Stated problem
Find the lines holding the string "verified" in the data, then copy all of them.

[Collected data entries]
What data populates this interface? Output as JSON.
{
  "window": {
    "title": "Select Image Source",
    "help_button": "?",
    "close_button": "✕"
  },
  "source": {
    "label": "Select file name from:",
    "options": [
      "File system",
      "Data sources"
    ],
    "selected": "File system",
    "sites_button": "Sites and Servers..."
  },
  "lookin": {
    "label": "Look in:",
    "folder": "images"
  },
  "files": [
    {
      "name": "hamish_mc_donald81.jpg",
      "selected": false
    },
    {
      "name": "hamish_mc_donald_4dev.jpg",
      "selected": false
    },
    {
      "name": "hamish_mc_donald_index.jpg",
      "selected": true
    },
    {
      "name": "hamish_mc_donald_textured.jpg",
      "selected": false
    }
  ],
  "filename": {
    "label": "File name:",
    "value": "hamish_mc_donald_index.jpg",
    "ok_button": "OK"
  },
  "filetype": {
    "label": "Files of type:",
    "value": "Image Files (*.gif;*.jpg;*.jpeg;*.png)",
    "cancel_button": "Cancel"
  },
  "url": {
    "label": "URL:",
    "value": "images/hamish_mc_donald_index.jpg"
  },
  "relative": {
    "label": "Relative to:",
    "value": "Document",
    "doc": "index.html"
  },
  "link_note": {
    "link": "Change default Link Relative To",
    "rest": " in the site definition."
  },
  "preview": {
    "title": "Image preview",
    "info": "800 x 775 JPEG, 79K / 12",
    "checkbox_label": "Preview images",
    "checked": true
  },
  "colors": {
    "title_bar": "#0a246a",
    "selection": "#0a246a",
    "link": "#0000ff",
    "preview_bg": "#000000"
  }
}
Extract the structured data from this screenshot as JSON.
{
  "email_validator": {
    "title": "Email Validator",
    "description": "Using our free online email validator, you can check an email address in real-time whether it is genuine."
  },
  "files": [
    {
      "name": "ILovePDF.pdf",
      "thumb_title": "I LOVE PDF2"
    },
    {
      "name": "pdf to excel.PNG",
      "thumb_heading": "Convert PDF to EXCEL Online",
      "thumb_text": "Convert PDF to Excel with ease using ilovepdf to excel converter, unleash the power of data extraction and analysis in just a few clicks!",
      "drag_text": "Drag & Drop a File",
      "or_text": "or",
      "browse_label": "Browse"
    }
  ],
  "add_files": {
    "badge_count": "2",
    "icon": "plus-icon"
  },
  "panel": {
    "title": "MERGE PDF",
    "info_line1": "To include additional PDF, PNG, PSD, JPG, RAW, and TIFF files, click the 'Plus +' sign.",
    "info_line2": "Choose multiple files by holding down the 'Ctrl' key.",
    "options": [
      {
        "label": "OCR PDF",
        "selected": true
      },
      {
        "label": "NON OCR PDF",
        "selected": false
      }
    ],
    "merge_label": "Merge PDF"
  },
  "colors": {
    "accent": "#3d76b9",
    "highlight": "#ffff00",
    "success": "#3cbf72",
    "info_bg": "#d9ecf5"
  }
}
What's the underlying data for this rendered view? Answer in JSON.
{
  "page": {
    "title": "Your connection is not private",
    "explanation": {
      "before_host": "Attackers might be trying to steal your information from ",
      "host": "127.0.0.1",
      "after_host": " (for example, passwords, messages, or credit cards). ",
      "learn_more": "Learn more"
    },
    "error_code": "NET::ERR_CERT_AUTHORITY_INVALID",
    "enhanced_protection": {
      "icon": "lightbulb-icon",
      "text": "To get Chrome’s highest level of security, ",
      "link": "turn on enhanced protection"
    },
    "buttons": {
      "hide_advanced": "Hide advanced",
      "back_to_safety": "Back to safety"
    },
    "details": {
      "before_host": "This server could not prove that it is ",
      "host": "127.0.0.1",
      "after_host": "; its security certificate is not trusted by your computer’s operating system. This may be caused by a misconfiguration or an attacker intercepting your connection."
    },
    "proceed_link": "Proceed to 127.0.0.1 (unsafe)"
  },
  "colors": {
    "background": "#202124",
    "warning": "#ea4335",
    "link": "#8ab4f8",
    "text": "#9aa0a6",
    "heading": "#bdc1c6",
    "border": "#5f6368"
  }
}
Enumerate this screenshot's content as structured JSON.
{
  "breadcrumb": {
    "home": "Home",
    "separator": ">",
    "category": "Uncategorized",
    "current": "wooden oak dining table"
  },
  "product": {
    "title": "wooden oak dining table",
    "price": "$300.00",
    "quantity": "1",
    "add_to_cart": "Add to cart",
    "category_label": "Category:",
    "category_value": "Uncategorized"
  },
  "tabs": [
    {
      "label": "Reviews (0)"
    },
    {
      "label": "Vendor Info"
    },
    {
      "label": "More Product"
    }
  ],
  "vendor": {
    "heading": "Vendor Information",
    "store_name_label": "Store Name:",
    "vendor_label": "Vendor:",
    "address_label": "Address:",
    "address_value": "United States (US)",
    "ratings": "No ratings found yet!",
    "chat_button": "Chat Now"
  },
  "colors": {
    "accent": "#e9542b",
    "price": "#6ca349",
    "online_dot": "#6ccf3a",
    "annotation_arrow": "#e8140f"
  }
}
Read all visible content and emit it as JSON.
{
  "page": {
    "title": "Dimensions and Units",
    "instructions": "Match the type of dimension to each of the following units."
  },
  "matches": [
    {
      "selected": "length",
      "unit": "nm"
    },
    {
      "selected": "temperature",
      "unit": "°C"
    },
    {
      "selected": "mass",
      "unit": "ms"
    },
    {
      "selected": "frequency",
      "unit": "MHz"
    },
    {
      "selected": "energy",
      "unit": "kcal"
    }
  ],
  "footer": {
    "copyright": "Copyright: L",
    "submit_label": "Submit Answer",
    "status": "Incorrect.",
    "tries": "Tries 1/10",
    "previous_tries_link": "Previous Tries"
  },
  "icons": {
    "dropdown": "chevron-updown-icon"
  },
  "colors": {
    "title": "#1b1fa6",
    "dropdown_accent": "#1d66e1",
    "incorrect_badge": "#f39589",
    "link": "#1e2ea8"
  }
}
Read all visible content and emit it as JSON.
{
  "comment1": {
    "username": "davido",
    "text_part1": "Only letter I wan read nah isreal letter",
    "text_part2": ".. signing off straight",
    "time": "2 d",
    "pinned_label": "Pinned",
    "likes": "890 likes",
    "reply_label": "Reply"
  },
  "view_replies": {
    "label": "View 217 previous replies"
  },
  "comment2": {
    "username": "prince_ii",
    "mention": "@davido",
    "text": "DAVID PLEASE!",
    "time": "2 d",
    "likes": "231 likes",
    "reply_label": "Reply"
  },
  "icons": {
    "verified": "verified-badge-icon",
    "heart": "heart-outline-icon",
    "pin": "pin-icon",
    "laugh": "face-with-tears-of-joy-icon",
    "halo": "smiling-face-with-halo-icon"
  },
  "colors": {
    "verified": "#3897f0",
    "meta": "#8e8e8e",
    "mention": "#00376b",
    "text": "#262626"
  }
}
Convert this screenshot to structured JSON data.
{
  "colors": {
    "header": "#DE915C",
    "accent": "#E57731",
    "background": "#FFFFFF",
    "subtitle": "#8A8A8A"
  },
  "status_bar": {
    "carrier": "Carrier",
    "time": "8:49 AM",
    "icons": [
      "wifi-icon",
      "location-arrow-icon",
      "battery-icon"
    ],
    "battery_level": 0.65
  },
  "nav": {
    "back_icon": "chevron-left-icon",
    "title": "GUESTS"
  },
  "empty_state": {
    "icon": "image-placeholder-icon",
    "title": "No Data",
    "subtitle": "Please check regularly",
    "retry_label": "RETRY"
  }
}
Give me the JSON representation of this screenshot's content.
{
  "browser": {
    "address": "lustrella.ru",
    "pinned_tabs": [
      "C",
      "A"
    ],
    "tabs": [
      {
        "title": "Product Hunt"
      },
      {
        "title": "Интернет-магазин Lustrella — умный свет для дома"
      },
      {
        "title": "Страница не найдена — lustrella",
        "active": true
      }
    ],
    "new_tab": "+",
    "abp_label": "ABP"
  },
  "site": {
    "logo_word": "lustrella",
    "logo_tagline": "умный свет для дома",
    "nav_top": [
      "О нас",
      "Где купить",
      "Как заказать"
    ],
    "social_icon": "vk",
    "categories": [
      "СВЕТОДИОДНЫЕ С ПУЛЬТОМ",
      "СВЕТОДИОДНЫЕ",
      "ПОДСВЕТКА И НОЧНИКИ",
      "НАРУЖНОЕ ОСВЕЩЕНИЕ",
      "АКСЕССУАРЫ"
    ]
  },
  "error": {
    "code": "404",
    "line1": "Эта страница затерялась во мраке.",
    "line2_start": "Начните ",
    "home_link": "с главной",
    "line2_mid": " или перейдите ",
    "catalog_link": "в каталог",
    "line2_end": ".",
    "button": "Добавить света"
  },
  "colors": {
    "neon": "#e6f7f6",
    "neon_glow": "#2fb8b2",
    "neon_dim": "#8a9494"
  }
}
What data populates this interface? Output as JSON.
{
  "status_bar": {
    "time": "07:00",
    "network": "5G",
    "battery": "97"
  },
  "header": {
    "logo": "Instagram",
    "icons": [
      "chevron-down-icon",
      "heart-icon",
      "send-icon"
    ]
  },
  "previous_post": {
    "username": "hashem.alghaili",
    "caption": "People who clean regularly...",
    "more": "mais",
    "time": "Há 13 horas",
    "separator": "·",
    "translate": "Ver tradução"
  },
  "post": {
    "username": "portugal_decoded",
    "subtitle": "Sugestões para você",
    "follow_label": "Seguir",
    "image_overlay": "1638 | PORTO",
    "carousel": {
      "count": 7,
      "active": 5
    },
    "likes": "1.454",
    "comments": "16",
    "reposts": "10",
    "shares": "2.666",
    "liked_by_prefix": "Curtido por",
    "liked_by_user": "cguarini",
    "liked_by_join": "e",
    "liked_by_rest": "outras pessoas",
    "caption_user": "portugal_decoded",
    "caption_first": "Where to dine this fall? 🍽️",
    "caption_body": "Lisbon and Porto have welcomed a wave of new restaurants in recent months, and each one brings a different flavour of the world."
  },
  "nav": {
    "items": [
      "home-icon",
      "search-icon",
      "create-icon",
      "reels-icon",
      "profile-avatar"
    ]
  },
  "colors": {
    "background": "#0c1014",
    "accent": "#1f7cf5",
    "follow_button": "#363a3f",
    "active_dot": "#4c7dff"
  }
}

Answer to the task
    "verified": "verified-badge-icon",
    "verified": "#3897f0",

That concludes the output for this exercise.